WRITTEN REQUEST — Restate the data below word for word. Skip any images it contains.

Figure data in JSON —
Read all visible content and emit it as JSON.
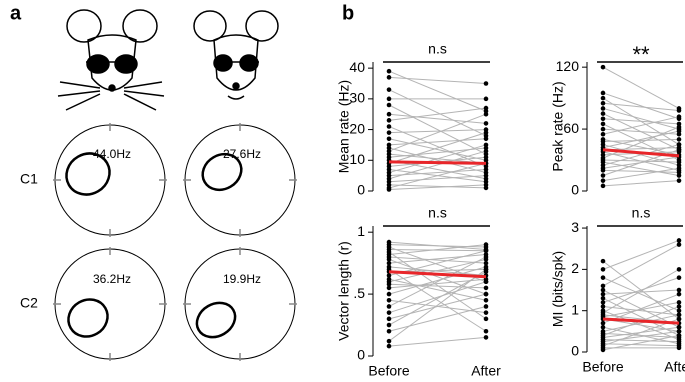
{
  "panel_labels": [
    "a",
    "b"
  ],
  "panel_a": {
    "rows": [
      "C1",
      "C2"
    ],
    "rates": [
      [
        "44.0Hz",
        "27.6Hz"
      ],
      [
        "36.2Hz",
        "19.9Hz"
      ]
    ]
  },
  "chart_data": [
    {
      "type": "paired",
      "ylabel": "Mean rate (Hz)",
      "annotation": "n.s",
      "ylim": [
        0,
        42
      ],
      "yticks": [
        0,
        10,
        20,
        30,
        40
      ],
      "line_color": "#b4b4b4",
      "mean_color": "#e8262a",
      "before": [
        39,
        37,
        33,
        30,
        28,
        25,
        23,
        21,
        19,
        17,
        15,
        14,
        13,
        12,
        11,
        10,
        9,
        8,
        7,
        6,
        5,
        4,
        3,
        2,
        1,
        0.5
      ],
      "after": [
        26,
        35,
        18,
        30,
        12,
        22,
        27,
        8,
        20,
        10,
        17,
        6,
        25,
        9,
        14,
        4,
        19,
        11,
        3,
        15,
        7,
        13,
        5,
        1,
        9,
        2
      ],
      "mean": [
        9.5,
        9.0
      ]
    },
    {
      "type": "paired",
      "ylabel": "Peak rate (Hz)",
      "annotation": "**",
      "ylim": [
        0,
        125
      ],
      "yticks": [
        0,
        60,
        120
      ],
      "line_color": "#b4b4b4",
      "mean_color": "#e8262a",
      "before": [
        120,
        95,
        90,
        85,
        80,
        75,
        70,
        65,
        60,
        55,
        50,
        48,
        45,
        42,
        40,
        38,
        35,
        32,
        30,
        28,
        25,
        22,
        20,
        15,
        10,
        5
      ],
      "after": [
        80,
        70,
        45,
        78,
        60,
        40,
        65,
        30,
        55,
        72,
        35,
        50,
        25,
        58,
        42,
        20,
        38,
        62,
        28,
        15,
        45,
        33,
        18,
        40,
        22,
        10
      ],
      "mean": [
        40,
        34
      ]
    },
    {
      "type": "paired",
      "ylabel": "Vector length (r)",
      "annotation": "n.s",
      "ylim": [
        0,
        1.05
      ],
      "yticks": [
        0,
        {
          "value": 0.5,
          "label": ".5"
        },
        1
      ],
      "line_color": "#b4b4b4",
      "mean_color": "#e8262a",
      "categories": [
        "Before",
        "After"
      ],
      "before": [
        0.9,
        0.88,
        0.86,
        0.84,
        0.82,
        0.8,
        0.78,
        0.75,
        0.72,
        0.7,
        0.68,
        0.65,
        0.62,
        0.6,
        0.58,
        0.55,
        0.5,
        0.45,
        0.4,
        0.35,
        0.3,
        0.25,
        0.2,
        0.12,
        0.08,
        0.92
      ],
      "after": [
        0.88,
        0.6,
        0.85,
        0.3,
        0.9,
        0.75,
        0.5,
        0.82,
        0.65,
        0.2,
        0.7,
        0.85,
        0.45,
        0.78,
        0.55,
        0.62,
        0.72,
        0.35,
        0.8,
        0.6,
        0.5,
        0.68,
        0.4,
        0.7,
        0.15,
        0.86
      ],
      "mean": [
        0.68,
        0.64
      ]
    },
    {
      "type": "paired",
      "ylabel": "MI (bits/spk)",
      "annotation": "n.s",
      "ylim": [
        0,
        3.05
      ],
      "yticks": [
        0,
        1,
        2,
        3
      ],
      "line_color": "#b4b4b4",
      "mean_color": "#e8262a",
      "categories": [
        "Before",
        "After"
      ],
      "before": [
        2.2,
        2.0,
        1.8,
        1.6,
        1.5,
        1.4,
        1.3,
        1.2,
        1.1,
        1.0,
        0.95,
        0.9,
        0.85,
        0.8,
        0.7,
        0.6,
        0.5,
        0.45,
        0.4,
        0.35,
        0.3,
        0.25,
        0.2,
        0.15,
        0.1,
        0.05
      ],
      "after": [
        0.8,
        2.7,
        1.0,
        2.6,
        0.6,
        1.5,
        0.4,
        1.8,
        0.9,
        0.3,
        2.0,
        0.7,
        1.2,
        0.5,
        1.4,
        0.2,
        0.9,
        0.35,
        1.1,
        0.6,
        0.25,
        0.5,
        0.15,
        0.8,
        0.1,
        0.4
      ],
      "mean": [
        0.8,
        0.7
      ]
    }
  ]
}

OUTPUT OF THE TASK —
Read all visible content and emit it as JSON.
{
  "panel_labels": [
    "a",
    "b"
  ],
  "panel_a": {
    "rows": [
      "C1",
      "C2"
    ],
    "rates": [
      [
        "44.0Hz",
        "27.6Hz"
      ],
      [
        "36.2Hz",
        "19.9Hz"
      ]
    ]
  },
  "chart_data": [
    {
      "type": "paired",
      "ylabel": "Mean rate (Hz)",
      "annotation": "n.s",
      "ylim": [
        0,
        42
      ],
      "yticks": [
        0,
        10,
        20,
        30,
        40
      ],
      "line_color": "#b4b4b4",
      "mean_color": "#e8262a",
      "before": [
        39,
        37,
        33,
        30,
        28,
        25,
        23,
        21,
        19,
        17,
        15,
        14,
        13,
        12,
        11,
        10,
        9,
        8,
        7,
        6,
        5,
        4,
        3,
        2,
        1,
        0.5
      ],
      "after": [
        26,
        35,
        18,
        30,
        12,
        22,
        27,
        8,
        20,
        10,
        17,
        6,
        25,
        9,
        14,
        4,
        19,
        11,
        3,
        15,
        7,
        13,
        5,
        1,
        9,
        2
      ],
      "mean": [
        9.5,
        9.0
      ]
    },
    {
      "type": "paired",
      "ylabel": "Peak rate (Hz)",
      "annotation": "**",
      "ylim": [
        0,
        125
      ],
      "yticks": [
        0,
        60,
        120
      ],
      "line_color": "#b4b4b4",
      "mean_color": "#e8262a",
      "before": [
        120,
        95,
        90,
        85,
        80,
        75,
        70,
        65,
        60,
        55,
        50,
        48,
        45,
        42,
        40,
        38,
        35,
        32,
        30,
        28,
        25,
        22,
        20,
        15,
        10,
        5
      ],
      "after": [
        80,
        70,
        45,
        78,
        60,
        40,
        65,
        30,
        55,
        72,
        35,
        50,
        25,
        58,
        42,
        20,
        38,
        62,
        28,
        15,
        45,
        33,
        18,
        40,
        22,
        10
      ],
      "mean": [
        40,
        34
      ]
    },
    {
      "type": "paired",
      "ylabel": "Vector length (r)",
      "annotation": "n.s",
      "ylim": [
        0,
        1.05
      ],
      "yticks": [
        0,
        {
          "value": 0.5,
          "label": ".5"
        },
        1
      ],
      "line_color": "#b4b4b4",
      "mean_color": "#e8262a",
      "categories": [
        "Before",
        "After"
      ],
      "before": [
        0.9,
        0.88,
        0.86,
        0.84,
        0.82,
        0.8,
        0.78,
        0.75,
        0.72,
        0.7,
        0.68,
        0.65,
        0.62,
        0.6,
        0.58,
        0.55,
        0.5,
        0.45,
        0.4,
        0.35,
        0.3,
        0.25,
        0.2,
        0.12,
        0.08,
        0.92
      ],
      "after": [
        0.88,
        0.6,
        0.85,
        0.3,
        0.9,
        0.75,
        0.5,
        0.82,
        0.65,
        0.2,
        0.7,
        0.85,
        0.45,
        0.78,
        0.55,
        0.62,
        0.72,
        0.35,
        0.8,
        0.6,
        0.5,
        0.68,
        0.4,
        0.7,
        0.15,
        0.86
      ],
      "mean": [
        0.68,
        0.64
      ]
    },
    {
      "type": "paired",
      "ylabel": "MI (bits/spk)",
      "annotation": "n.s",
      "ylim": [
        0,
        3.05
      ],
      "yticks": [
        0,
        1,
        2,
        3
      ],
      "line_color": "#b4b4b4",
      "mean_color": "#e8262a",
      "categories": [
        "Before",
        "After"
      ],
      "before": [
        2.2,
        2.0,
        1.8,
        1.6,
        1.5,
        1.4,
        1.3,
        1.2,
        1.1,
        1.0,
        0.95,
        0.9,
        0.85,
        0.8,
        0.7,
        0.6,
        0.5,
        0.45,
        0.4,
        0.35,
        0.3,
        0.25,
        0.2,
        0.15,
        0.1,
        0.05
      ],
      "after": [
        0.8,
        2.7,
        1.0,
        2.6,
        0.6,
        1.5,
        0.4,
        1.8,
        0.9,
        0.3,
        2.0,
        0.7,
        1.2,
        0.5,
        1.4,
        0.2,
        0.9,
        0.35,
        1.1,
        0.6,
        0.25,
        0.5,
        0.15,
        0.8,
        0.1,
        0.4
      ],
      "mean": [
        0.8,
        0.7
      ]
    }
  ]
}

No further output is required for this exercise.